[Saved data entries]
--

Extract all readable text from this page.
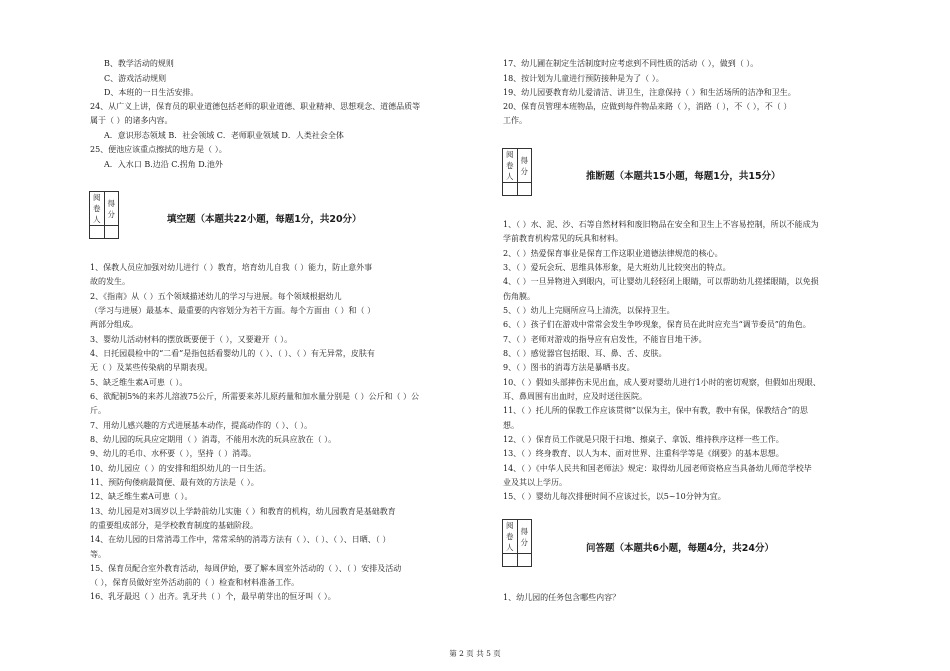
B、教学活动的规则
C、游戏活动规则
D、本班的一日生活安排。
24、从广义上讲，保育员的职业道德包括老师的职业道德、职业精神、思想观念、道德品质等
属于（ ）的诸多内容。
A．意识形态领域 B．社会领域 C．老师职业领域 D．人类社会全体
25、便池应该重点擦拭的地方是（ ）。
A．入水口 B.边沿 C.拐角 D.池外
阅卷人	得分
		填空题（本题共22小题，每题1分，共20分）
1、保教人员应加强对幼儿进行（ ）教育，培育幼儿自我（ ）能力，防止意外事
故的发生。
2、《指南》从（ ）五个领域描述幼儿的学习与进展。每个领域根据幼儿
（学习与进展）最基本、最重要的内容划分为若干方面。每个方面由（ ）和（ ）
两部分组成。
3、婴幼儿活动材料的摆放既要便于（ ），又要避开（ ）。
4、日托园晨检中的“二看”是指包括看婴幼儿的（ ）、（ ）、（ ）有无异常，皮肤有
无（ ）及某些传染病的早期表现。
5、缺乏维生素A可患（ ）。
6、欲配制5%的来苏儿溶液75公斤，所需要来苏儿原药量和加水量分别是（ ）公斤和（ ）公
斤。
7、用幼儿感兴趣的方式进展基本动作，提高动作的（ ）、（ ）。
8、幼儿园的玩具应定期用（ ）消毒，不能用水洗的玩具应放在（ ）。
9、幼儿的毛巾、水杯要（ ），坚持（ ）消毒。
10、幼儿园应（ ）的安排和组织幼儿的一日生活。
11、预防佝偻病最简便、最有效的方法是（ ）。
12、缺乏维生素A可患（ ）。
13、幼儿园是对3周岁以上学龄前幼儿实施（ ）和教育的机构，幼儿园教育是基础教育
的重要组成部分，是学校教育制度的基础阶段。
14、在幼儿园的日常消毒工作中，常常采纳的消毒方法有（ ）、（ ）、（ ）、日晒、（ ）
等。
15、保育员配合室外教育活动，每周伊始，要了解本周室外活动的（ ）、（ ）安排及活动
（ ），保育员做好室外活动前的（ ）检查和材料准备工作。
16、乳牙最迟（ ）出齐。乳牙共（ ）个，最早萌芽出的恒牙叫（ ）。
17、幼儿圃在制定生活制度时应考虑到不同性质的活动（ ），做到（ ）。
18、按计划为儿童进行预防接种是为了（ ）。
19、幼儿园要教育幼儿爱清洁、讲卫生，注意保持（ ）和生活场所的洁净和卫生。
20、保育员管理本班物品，应做到每件物品来路（ ），消路（ ），不（ ），不（ ）
工作。
阅卷人	得分
		推断题（本题共15小题，每题1分，共15分）
1、（ ）水、泥、沙、石等自然材料和废旧物品在安全和卫生上不容易控制，所以不能成为
学前教育机构常见的玩具和材料。
2、（ ）热爱保育事业是保育工作这职业道德法律规范的核心。
3、（ ）爱玩会玩、思维具体形象，是大班幼儿比较突出的特点。
4、（ ）一旦异物进入到眼内，可让婴幼儿轻轻闭上眼睛，可以帮助幼儿搓揉眼睛，以免损
伤角膜。
5、（ ）幼儿上完厕所应马上清洗，以保持卫生。
6、（ ）孩子们在游戏中常常会发生争吵现象，保育员在此时应充当“调节委员”的角色。
7、（ ）老师对游戏的指导应有启发性，不能盲目地干涉。
8、（ ）感觉器官包括眼、耳、鼻、舌、皮肤。
9、（ ）图书的消毒方法是暴晒书皮。
10、（ ）假如头部摔伤未见出血，成人要对婴幼儿进行1小时的密切观察，但假如出现眼、
耳、鼻周围有出血时，应及时送往医院。
11、（ ）托儿所的保教工作应该贯彻“以保为主，保中有教，教中有保，保教结合”的思
想。
12、（ ）保育员工作就是只限于扫地、擦桌子、拿饭、维持秩序这样一些工作。
13、（ ）终身教育、以人为本、面对世界、注重科学等是《纲要》的基本思想。
14、（ ）《中华人民共和国老师法》规定：取得幼儿园老师资格应当具备幼儿师范学校毕
业及其以上学历。
15、（ ）婴幼儿每次排便时间不应该过长，以5~10分钟为宜。
阅卷人	得分

问答题（本题共6小题，每题4分，共24分）
1、幼儿园的任务包含哪些内容？
第 2 页 共 5 页
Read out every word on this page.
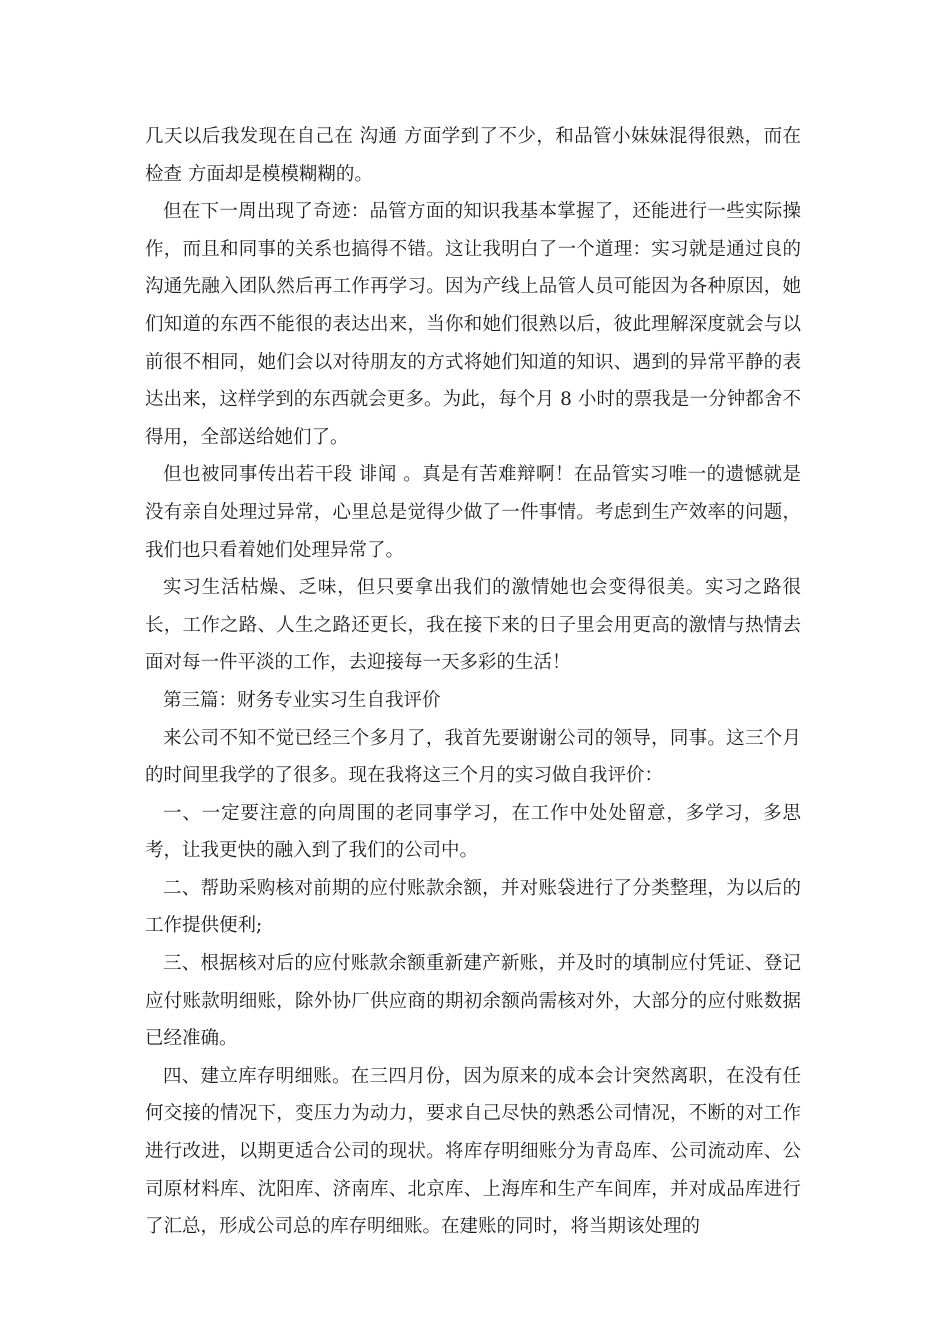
几天以后我发现在自己在 沟通 方面学到了不少，和品管小妹妹混得很熟，而在 检查 方面却是模模糊糊的。

但在下一周出现了奇迹：品管方面的知识我基本掌握了，还能进行一些实际操作，而且和同事的关系也搞得不错。这让我明白了一个道理：实习就是通过良的沟通先融入团队然后再工作再学习。因为产线上品管人员可能因为各种原因，她们知道的东西不能很的表达出来，当你和她们很熟以后，彼此理解深度就会与以前很不相同，她们会以对待朋友的方式将她们知道的知识、遇到的异常平静的表达出来，这样学到的东西就会更多。为此，每个月 8 小时的票我是一分钟都舍不得用，全部送给她们了。

但也被同事传出若干段 诽闻 。真是有苦难辩啊！在品管实习唯一的遗憾就是没有亲自处理过异常，心里总是觉得少做了一件事情。考虑到生产效率的问题，我们也只看着她们处理异常了。

实习生活枯燥、乏味，但只要拿出我们的激情她也会变得很美。实习之路很长，工作之路、人生之路还更长，我在接下来的日子里会用更高的激情与热情去面对每一件平淡的工作，去迎接每一天多彩的生活！

第三篇：财务专业实习生自我评价

来公司不知不觉已经三个多月了，我首先要谢谢公司的领导，同事。这三个月的时间里我学的了很多。现在我将这三个月的实习做自我评价：

一、一定要注意的向周围的老同事学习，在工作中处处留意，多学习，多思考，让我更快的融入到了我们的公司中。

二、帮助采购核对前期的应付账款余额，并对账袋进行了分类整理，为以后的工作提供便利;

三、根据核对后的应付账款余额重新建产新账，并及时的填制应付凭证、登记应付账款明细账，除外协厂供应商的期初余额尚需核对外，大部分的应付账数据已经准确。

四、建立库存明细账。在三四月份，因为原来的成本会计突然离职，在没有任何交接的情况下，变压力为动力，要求自己尽快的熟悉公司情况，不断的对工作进行改进，以期更适合公司的现状。将库存明细账分为青岛库、公司流动库、公司原材料库、沈阳库、济南库、北京库、上海库和生产车间库，并对成品库进行了汇总，形成公司总的库存明细账。在建账的同时，将当期该处理的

--

== Instruction ==
Transcribe the records above exactly, leaving out every picture.

== Correct output ==
Extract all readable text from this page.
B、教学活动的规则
C、游戏活动规则
D、本班的一日生活安排。
24、从广义上讲，保育员的职业道德包括老师的职业道德、职业精神、思想观念、道德品质等
属于（ ）的诸多内容。
A．意识形态领域 B．社会领域 C．老师职业领域 D．人类社会全体
25、便池应该重点擦拭的地方是（ ）。
A．入水口 B.边沿 C.拐角 D.池外
阅卷人	得分
		填空题（本题共22小题，每题1分，共20分）
1、保教人员应加强对幼儿进行（ ）教育，培育幼儿自我（ ）能力，防止意外事
故的发生。
2、《指南》从（ ）五个领域描述幼儿的学习与进展。每个领域根据幼儿
（学习与进展）最基本、最重要的内容划分为若干方面。每个方面由（ ）和（ ）
两部分组成。
3、婴幼儿活动材料的摆放既要便于（ ），又要避开（ ）。
4、日托园晨检中的“二看”是指包括看婴幼儿的（ ）、（ ）、（ ）有无异常，皮肤有
无（ ）及某些传染病的早期表现。
5、缺乏维生素A可患（ ）。
6、欲配制5%的来苏儿溶液75公斤，所需要来苏儿原药量和加水量分别是（ ）公斤和（ ）公
斤。
7、用幼儿感兴趣的方式进展基本动作，提高动作的（ ）、（ ）。
8、幼儿园的玩具应定期用（ ）消毒，不能用水洗的玩具应放在（ ）。
9、幼儿的毛巾、水杯要（ ），坚持（ ）消毒。
10、幼儿园应（ ）的安排和组织幼儿的一日生活。
11、预防佝偻病最简便、最有效的方法是（ ）。
12、缺乏维生素A可患（ ）。
13、幼儿园是对3周岁以上学龄前幼儿实施（ ）和教育的机构，幼儿园教育是基础教育
的重要组成部分，是学校教育制度的基础阶段。
14、在幼儿园的日常消毒工作中，常常采纳的消毒方法有（ ）、（ ）、（ ）、日晒、（ ）
等。
15、保育员配合室外教育活动，每周伊始，要了解本周室外活动的（ ）、（ ）安排及活动
（ ），保育员做好室外活动前的（ ）检查和材料准备工作。
16、乳牙最迟（ ）出齐。乳牙共（ ）个，最早萌芽出的恒牙叫（ ）。
17、幼儿圃在制定生活制度时应考虑到不同性质的活动（ ），做到（ ）。
18、按计划为儿童进行预防接种是为了（ ）。
19、幼儿园要教育幼儿爱清洁、讲卫生，注意保持（ ）和生活场所的洁净和卫生。
20、保育员管理本班物品，应做到每件物品来路（ ），消路（ ），不（ ），不（ ）
工作。
阅卷人	得分
		推断题（本题共15小题，每题1分，共15分）
1、（ ）水、泥、沙、石等自然材料和废旧物品在安全和卫生上不容易控制，所以不能成为
学前教育机构常见的玩具和材料。
2、（ ）热爱保育事业是保育工作这职业道德法律规范的核心。
3、（ ）爱玩会玩、思维具体形象，是大班幼儿比较突出的特点。
4、（ ）一旦异物进入到眼内，可让婴幼儿轻轻闭上眼睛，可以帮助幼儿搓揉眼睛，以免损
伤角膜。
5、（ ）幼儿上完厕所应马上清洗，以保持卫生。
6、（ ）孩子们在游戏中常常会发生争吵现象，保育员在此时应充当“调节委员”的角色。
7、（ ）老师对游戏的指导应有启发性，不能盲目地干涉。
8、（ ）感觉器官包括眼、耳、鼻、舌、皮肤。
9、（ ）图书的消毒方法是暴晒书皮。
10、（ ）假如头部摔伤未见出血，成人要对婴幼儿进行1小时的密切观察，但假如出现眼、
耳、鼻周围有出血时，应及时送往医院。
11、（ ）托儿所的保教工作应该贯彻“以保为主，保中有教，教中有保，保教结合”的思
想。
12、（ ）保育员工作就是只限于扫地、擦桌子、拿饭、维持秩序这样一些工作。
13、（ ）终身教育、以人为本、面对世界、注重科学等是《纲要》的基本思想。
14、（ ）《中华人民共和国老师法》规定：取得幼儿园老师资格应当具备幼儿师范学校毕
业及其以上学历。
15、（ ）婴幼儿每次排便时间不应该过长，以5~10分钟为宜。
阅卷人	得分

问答题（本题共6小题，每题4分，共24分）
1、幼儿园的任务包含哪些内容？
第 2 页 共 5 页
Read out every word on this page.
几天以后我发现在自己在 沟通 方面学到了不少，和品管小妹妹混得很熟，而在 检查 方面却是模模糊糊的。

但在下一周出现了奇迹：品管方面的知识我基本掌握了，还能进行一些实际操作，而且和同事的关系也搞得不错。这让我明白了一个道理：实习就是通过良的沟通先融入团队然后再工作再学习。因为产线上品管人员可能因为各种原因，她们知道的东西不能很的表达出来，当你和她们很熟以后，彼此理解深度就会与以前很不相同，她们会以对待朋友的方式将她们知道的知识、遇到的异常平静的表达出来，这样学到的东西就会更多。为此，每个月 8 小时的票我是一分钟都舍不得用，全部送给她们了。

但也被同事传出若干段 诽闻 。真是有苦难辩啊！在品管实习唯一的遗憾就是没有亲自处理过异常，心里总是觉得少做了一件事情。考虑到生产效率的问题，我们也只看着她们处理异常了。

实习生活枯燥、乏味，但只要拿出我们的激情她也会变得很美。实习之路很长，工作之路、人生之路还更长，我在接下来的日子里会用更高的激情与热情去面对每一件平淡的工作，去迎接每一天多彩的生活！

第三篇：财务专业实习生自我评价

来公司不知不觉已经三个多月了，我首先要谢谢公司的领导，同事。这三个月的时间里我学的了很多。现在我将这三个月的实习做自我评价：

一、一定要注意的向周围的老同事学习，在工作中处处留意，多学习，多思考，让我更快的融入到了我们的公司中。

二、帮助采购核对前期的应付账款余额，并对账袋进行了分类整理，为以后的工作提供便利;

三、根据核对后的应付账款余额重新建产新账，并及时的填制应付凭证、登记应付账款明细账，除外协厂供应商的期初余额尚需核对外，大部分的应付账数据已经准确。

四、建立库存明细账。在三四月份，因为原来的成本会计突然离职，在没有任何交接的情况下，变压力为动力，要求自己尽快的熟悉公司情况，不断的对工作进行改进，以期更适合公司的现状。将库存明细账分为青岛库、公司流动库、公司原材料库、沈阳库、济南库、北京库、上海库和生产车间库，并对成品库进行了汇总，形成公司总的库存明细账。在建账的同时，将当期该处理的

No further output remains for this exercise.